= PROBLEM DESCRIPTION =
Count the lines below that contain the word "color", and report only that number.

--------------------------------------------------

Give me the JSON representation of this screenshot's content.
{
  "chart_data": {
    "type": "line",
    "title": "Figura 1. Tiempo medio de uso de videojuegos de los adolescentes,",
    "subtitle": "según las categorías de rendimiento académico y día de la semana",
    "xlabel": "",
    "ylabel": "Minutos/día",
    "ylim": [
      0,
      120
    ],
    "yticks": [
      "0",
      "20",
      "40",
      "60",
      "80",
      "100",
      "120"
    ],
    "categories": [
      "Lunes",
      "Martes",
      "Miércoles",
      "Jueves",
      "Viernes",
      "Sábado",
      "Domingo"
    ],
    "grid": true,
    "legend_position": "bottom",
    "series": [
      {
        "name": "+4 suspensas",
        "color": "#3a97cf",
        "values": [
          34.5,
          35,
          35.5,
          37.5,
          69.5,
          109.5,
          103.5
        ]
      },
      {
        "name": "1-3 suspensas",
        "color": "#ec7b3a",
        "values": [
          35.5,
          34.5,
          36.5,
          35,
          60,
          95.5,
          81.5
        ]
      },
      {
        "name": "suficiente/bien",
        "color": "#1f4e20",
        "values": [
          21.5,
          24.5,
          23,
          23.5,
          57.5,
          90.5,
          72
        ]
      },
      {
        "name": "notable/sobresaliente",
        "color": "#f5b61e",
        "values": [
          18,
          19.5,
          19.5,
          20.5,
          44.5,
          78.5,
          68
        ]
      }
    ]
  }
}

--------------------------------------------------

= REPLY =
4